DATA ROWS »
□ □ □ □
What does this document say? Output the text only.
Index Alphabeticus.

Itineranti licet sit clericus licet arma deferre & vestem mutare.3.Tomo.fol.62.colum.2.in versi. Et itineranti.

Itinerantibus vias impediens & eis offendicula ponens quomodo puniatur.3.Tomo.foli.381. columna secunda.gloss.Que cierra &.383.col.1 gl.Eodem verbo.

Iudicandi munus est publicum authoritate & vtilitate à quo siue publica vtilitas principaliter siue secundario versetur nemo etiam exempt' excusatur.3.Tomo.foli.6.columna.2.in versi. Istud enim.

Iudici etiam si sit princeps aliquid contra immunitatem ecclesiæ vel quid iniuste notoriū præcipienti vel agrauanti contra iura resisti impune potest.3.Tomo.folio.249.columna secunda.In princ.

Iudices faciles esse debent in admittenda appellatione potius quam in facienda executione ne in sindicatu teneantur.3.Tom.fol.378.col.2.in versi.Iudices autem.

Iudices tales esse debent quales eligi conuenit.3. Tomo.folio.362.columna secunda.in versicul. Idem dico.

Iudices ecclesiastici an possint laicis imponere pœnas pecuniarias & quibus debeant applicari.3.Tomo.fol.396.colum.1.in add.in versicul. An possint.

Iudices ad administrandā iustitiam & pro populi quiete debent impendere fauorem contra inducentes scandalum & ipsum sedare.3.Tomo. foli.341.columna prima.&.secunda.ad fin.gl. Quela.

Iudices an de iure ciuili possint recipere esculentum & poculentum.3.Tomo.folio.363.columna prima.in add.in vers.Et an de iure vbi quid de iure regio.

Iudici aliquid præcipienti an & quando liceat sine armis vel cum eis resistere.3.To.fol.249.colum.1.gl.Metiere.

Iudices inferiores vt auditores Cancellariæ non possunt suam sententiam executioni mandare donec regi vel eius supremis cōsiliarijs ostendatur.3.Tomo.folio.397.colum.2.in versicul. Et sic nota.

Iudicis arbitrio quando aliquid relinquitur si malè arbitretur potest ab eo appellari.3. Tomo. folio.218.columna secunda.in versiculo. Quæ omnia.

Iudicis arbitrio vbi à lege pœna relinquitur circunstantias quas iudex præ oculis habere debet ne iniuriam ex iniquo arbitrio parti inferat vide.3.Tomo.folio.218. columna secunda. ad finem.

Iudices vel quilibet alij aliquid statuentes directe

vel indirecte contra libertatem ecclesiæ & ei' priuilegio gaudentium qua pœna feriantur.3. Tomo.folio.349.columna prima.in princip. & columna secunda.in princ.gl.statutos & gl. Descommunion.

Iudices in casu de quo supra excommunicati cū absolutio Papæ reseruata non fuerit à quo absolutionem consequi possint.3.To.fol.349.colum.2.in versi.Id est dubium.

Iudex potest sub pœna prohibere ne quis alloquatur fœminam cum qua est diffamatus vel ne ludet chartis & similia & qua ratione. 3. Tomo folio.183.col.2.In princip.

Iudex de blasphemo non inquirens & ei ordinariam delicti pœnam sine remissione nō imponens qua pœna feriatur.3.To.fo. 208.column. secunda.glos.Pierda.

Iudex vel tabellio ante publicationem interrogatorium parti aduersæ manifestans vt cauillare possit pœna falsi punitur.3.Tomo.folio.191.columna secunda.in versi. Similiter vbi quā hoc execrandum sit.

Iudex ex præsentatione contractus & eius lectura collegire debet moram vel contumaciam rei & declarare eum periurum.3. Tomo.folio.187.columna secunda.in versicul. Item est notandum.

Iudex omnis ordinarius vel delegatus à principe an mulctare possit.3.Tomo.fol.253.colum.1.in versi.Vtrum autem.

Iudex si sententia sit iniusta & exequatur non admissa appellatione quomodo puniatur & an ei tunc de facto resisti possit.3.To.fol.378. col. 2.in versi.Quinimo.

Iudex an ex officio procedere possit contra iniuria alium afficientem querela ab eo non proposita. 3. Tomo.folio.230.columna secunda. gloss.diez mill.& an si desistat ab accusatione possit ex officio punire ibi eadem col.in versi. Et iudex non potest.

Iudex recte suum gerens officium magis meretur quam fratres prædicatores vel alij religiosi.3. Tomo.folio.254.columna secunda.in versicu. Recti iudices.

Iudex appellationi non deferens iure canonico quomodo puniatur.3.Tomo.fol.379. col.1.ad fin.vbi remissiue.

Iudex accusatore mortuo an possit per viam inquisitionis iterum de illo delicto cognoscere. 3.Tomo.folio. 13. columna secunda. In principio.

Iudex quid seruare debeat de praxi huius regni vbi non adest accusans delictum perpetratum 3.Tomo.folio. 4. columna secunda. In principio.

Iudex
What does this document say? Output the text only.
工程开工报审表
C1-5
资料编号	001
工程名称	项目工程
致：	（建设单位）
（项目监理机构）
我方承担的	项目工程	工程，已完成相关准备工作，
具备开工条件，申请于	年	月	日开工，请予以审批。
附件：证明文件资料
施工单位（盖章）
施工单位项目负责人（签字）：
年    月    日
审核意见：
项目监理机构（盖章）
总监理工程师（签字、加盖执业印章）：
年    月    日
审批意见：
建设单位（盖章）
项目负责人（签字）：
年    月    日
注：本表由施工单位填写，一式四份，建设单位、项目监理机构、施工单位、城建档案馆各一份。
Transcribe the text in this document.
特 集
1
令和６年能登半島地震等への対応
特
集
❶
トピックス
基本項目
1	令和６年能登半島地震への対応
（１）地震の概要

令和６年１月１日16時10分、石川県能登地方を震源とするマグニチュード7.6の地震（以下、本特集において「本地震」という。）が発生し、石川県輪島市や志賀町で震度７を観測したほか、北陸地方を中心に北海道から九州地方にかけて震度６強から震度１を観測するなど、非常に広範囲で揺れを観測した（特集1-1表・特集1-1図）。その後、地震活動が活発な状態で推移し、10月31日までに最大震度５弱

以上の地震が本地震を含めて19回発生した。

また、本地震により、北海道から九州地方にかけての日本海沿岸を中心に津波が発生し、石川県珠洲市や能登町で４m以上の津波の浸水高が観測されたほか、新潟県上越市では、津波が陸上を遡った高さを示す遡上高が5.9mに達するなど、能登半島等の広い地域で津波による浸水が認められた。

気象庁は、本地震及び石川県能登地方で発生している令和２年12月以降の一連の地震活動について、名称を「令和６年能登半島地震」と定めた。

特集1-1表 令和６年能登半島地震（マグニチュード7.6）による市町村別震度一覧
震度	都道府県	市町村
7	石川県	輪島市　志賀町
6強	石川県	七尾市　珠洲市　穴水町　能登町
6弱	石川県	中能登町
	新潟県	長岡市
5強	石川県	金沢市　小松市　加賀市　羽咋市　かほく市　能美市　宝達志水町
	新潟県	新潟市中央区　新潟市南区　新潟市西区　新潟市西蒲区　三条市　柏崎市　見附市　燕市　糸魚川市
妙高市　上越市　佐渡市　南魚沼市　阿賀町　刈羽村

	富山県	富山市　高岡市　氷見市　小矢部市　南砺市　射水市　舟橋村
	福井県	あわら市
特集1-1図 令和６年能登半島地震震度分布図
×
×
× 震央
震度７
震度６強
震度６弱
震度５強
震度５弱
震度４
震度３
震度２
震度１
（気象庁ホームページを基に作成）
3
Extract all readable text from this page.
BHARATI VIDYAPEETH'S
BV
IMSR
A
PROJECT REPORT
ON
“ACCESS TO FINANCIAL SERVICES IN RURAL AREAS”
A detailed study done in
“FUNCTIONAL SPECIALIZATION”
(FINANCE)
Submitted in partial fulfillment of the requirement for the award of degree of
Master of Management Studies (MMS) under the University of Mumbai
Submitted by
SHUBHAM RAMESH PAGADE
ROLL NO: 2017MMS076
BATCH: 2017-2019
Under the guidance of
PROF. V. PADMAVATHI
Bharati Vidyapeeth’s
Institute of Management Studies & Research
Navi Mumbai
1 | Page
□ □ □ □
OBJECTIVE » Using the records above, select and copy every line that has the word "Submitted".

THE REPLY »
Submitted in partial fulfillment of the requirement for the award of degree of
Submitted by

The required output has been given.